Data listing
++++
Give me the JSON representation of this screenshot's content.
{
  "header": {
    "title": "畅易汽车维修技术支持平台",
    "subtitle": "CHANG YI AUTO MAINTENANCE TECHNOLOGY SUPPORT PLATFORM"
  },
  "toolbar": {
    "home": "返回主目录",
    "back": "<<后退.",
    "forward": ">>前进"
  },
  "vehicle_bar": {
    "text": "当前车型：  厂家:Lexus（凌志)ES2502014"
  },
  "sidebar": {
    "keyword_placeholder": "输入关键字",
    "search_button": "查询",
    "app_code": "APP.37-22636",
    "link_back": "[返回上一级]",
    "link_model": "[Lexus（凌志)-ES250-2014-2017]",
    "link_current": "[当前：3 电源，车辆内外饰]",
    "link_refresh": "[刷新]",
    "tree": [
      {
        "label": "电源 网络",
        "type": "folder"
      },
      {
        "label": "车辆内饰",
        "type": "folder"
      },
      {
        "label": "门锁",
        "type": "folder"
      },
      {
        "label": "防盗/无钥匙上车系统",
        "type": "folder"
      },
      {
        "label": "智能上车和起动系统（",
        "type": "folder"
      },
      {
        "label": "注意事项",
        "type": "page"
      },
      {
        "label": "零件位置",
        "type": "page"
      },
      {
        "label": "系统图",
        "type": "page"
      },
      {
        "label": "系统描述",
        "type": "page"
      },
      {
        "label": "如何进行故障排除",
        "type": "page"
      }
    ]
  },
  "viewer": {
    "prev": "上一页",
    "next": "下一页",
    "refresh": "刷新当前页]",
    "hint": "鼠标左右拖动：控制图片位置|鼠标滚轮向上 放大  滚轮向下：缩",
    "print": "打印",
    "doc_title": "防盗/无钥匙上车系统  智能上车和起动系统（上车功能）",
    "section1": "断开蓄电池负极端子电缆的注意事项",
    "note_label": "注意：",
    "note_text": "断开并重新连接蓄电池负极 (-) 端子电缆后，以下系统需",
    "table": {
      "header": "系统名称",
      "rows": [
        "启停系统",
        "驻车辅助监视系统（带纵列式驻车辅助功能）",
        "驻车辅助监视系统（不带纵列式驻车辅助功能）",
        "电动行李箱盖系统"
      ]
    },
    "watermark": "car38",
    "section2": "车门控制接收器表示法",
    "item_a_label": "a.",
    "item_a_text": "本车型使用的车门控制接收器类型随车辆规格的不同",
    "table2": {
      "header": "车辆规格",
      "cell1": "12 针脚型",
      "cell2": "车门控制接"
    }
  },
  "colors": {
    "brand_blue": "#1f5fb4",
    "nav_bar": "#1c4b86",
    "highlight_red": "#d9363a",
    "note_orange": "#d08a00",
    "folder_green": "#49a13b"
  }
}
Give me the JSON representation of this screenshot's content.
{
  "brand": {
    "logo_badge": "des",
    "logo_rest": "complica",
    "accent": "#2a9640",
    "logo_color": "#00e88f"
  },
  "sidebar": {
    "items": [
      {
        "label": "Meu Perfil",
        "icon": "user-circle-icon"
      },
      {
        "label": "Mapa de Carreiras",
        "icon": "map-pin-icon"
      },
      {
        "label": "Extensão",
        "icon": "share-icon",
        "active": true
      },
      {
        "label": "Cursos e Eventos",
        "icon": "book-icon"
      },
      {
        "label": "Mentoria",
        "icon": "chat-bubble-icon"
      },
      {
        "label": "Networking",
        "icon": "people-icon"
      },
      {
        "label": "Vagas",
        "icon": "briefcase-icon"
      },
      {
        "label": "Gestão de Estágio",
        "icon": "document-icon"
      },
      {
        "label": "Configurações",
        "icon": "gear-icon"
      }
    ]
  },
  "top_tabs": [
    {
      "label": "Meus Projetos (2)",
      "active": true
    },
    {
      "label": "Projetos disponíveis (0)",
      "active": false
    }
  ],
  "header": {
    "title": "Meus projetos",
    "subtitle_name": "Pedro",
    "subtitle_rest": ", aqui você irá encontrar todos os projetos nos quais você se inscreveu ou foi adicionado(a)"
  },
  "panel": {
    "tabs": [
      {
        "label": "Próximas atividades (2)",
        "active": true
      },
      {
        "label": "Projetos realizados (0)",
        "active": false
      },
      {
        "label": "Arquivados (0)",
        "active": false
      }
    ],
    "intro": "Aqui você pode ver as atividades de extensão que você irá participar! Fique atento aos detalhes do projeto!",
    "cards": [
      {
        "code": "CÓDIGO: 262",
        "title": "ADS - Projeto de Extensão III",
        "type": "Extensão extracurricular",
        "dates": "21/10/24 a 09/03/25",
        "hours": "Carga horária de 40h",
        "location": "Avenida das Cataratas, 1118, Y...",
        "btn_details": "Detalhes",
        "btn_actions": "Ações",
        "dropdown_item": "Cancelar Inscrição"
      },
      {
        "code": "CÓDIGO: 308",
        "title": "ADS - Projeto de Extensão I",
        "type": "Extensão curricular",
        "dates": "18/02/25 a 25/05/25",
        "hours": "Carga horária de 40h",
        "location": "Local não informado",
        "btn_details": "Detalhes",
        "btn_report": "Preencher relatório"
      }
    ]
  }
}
++++
■ Problem
Each line of the material must be restated exactly.

■ Solution
Give me the JSON representation of this screenshot's content.
{
  "header": {
    "title": "畅易汽车维修技术支持平台",
    "subtitle": "CHANG YI AUTO MAINTENANCE TECHNOLOGY SUPPORT PLATFORM"
  },
  "toolbar": {
    "home": "返回主目录",
    "back": "<<后退.",
    "forward": ">>前进"
  },
  "vehicle_bar": {
    "text": "当前车型：  厂家:Lexus（凌志)ES2502014"
  },
  "sidebar": {
    "keyword_placeholder": "输入关键字",
    "search_button": "查询",
    "app_code": "APP.37-22636",
    "link_back": "[返回上一级]",
    "link_model": "[Lexus（凌志)-ES250-2014-2017]",
    "link_current": "[当前：3 电源，车辆内外饰]",
    "link_refresh": "[刷新]",
    "tree": [
      {
        "label": "电源 网络",
        "type": "folder"
      },
      {
        "label": "车辆内饰",
        "type": "folder"
      },
      {
        "label": "门锁",
        "type": "folder"
      },
      {
        "label": "防盗/无钥匙上车系统",
        "type": "folder"
      },
      {
        "label": "智能上车和起动系统（",
        "type": "folder"
      },
      {
        "label": "注意事项",
        "type": "page"
      },
      {
        "label": "零件位置",
        "type": "page"
      },
      {
        "label": "系统图",
        "type": "page"
      },
      {
        "label": "系统描述",
        "type": "page"
      },
      {
        "label": "如何进行故障排除",
        "type": "page"
      }
    ]
  },
  "viewer": {
    "prev": "上一页",
    "next": "下一页",
    "refresh": "刷新当前页]",
    "hint": "鼠标左右拖动：控制图片位置|鼠标滚轮向上 放大  滚轮向下：缩",
    "print": "打印",
    "doc_title": "防盗/无钥匙上车系统  智能上车和起动系统（上车功能）",
    "section1": "断开蓄电池负极端子电缆的注意事项",
    "note_label": "注意：",
    "note_text": "断开并重新连接蓄电池负极 (-) 端子电缆后，以下系统需",
    "table": {
      "header": "系统名称",
      "rows": [
        "启停系统",
        "驻车辅助监视系统（带纵列式驻车辅助功能）",
        "驻车辅助监视系统（不带纵列式驻车辅助功能）",
        "电动行李箱盖系统"
      ]
    },
    "watermark": "car38",
    "section2": "车门控制接收器表示法",
    "item_a_label": "a.",
    "item_a_text": "本车型使用的车门控制接收器类型随车辆规格的不同",
    "table2": {
      "header": "车辆规格",
      "cell1": "12 针脚型",
      "cell2": "车门控制接"
    }
  },
  "colors": {
    "brand_blue": "#1f5fb4",
    "nav_bar": "#1c4b86",
    "highlight_red": "#d9363a",
    "note_orange": "#d08a00",
    "folder_green": "#49a13b"
  }
}
Give me the JSON representation of this screenshot's content.
{
  "brand": {
    "logo_badge": "des",
    "logo_rest": "complica",
    "accent": "#2a9640",
    "logo_color": "#00e88f"
  },
  "sidebar": {
    "items": [
      {
        "label": "Meu Perfil",
        "icon": "user-circle-icon"
      },
      {
        "label": "Mapa de Carreiras",
        "icon": "map-pin-icon"
      },
      {
        "label": "Extensão",
        "icon": "share-icon",
        "active": true
      },
      {
        "label": "Cursos e Eventos",
        "icon": "book-icon"
      },
      {
        "label": "Mentoria",
        "icon": "chat-bubble-icon"
      },
      {
        "label": "Networking",
        "icon": "people-icon"
      },
      {
        "label": "Vagas",
        "icon": "briefcase-icon"
      },
      {
        "label": "Gestão de Estágio",
        "icon": "document-icon"
      },
      {
        "label": "Configurações",
        "icon": "gear-icon"
      }
    ]
  },
  "top_tabs": [
    {
      "label": "Meus Projetos (2)",
      "active": true
    },
    {
      "label": "Projetos disponíveis (0)",
      "active": false
    }
  ],
  "header": {
    "title": "Meus projetos",
    "subtitle_name": "Pedro",
    "subtitle_rest": ", aqui você irá encontrar todos os projetos nos quais você se inscreveu ou foi adicionado(a)"
  },
  "panel": {
    "tabs": [
      {
        "label": "Próximas atividades (2)",
        "active": true
      },
      {
        "label": "Projetos realizados (0)",
        "active": false
      },
      {
        "label": "Arquivados (0)",
        "active": false
      }
    ],
    "intro": "Aqui você pode ver as atividades de extensão que você irá participar! Fique atento aos detalhes do projeto!",
    "cards": [
      {
        "code": "CÓDIGO: 262",
        "title": "ADS - Projeto de Extensão III",
        "type": "Extensão extracurricular",
        "dates": "21/10/24 a 09/03/25",
        "hours": "Carga horária de 40h",
        "location": "Avenida das Cataratas, 1118, Y...",
        "btn_details": "Detalhes",
        "btn_actions": "Ações",
        "dropdown_item": "Cancelar Inscrição"
      },
      {
        "code": "CÓDIGO: 308",
        "title": "ADS - Projeto de Extensão I",
        "type": "Extensão curricular",
        "dates": "18/02/25 a 25/05/25",
        "hours": "Carga horária de 40h",
        "location": "Local não informado",
        "btn_details": "Detalhes",
        "btn_report": "Preencher relatório"
      }
    ]
  }
}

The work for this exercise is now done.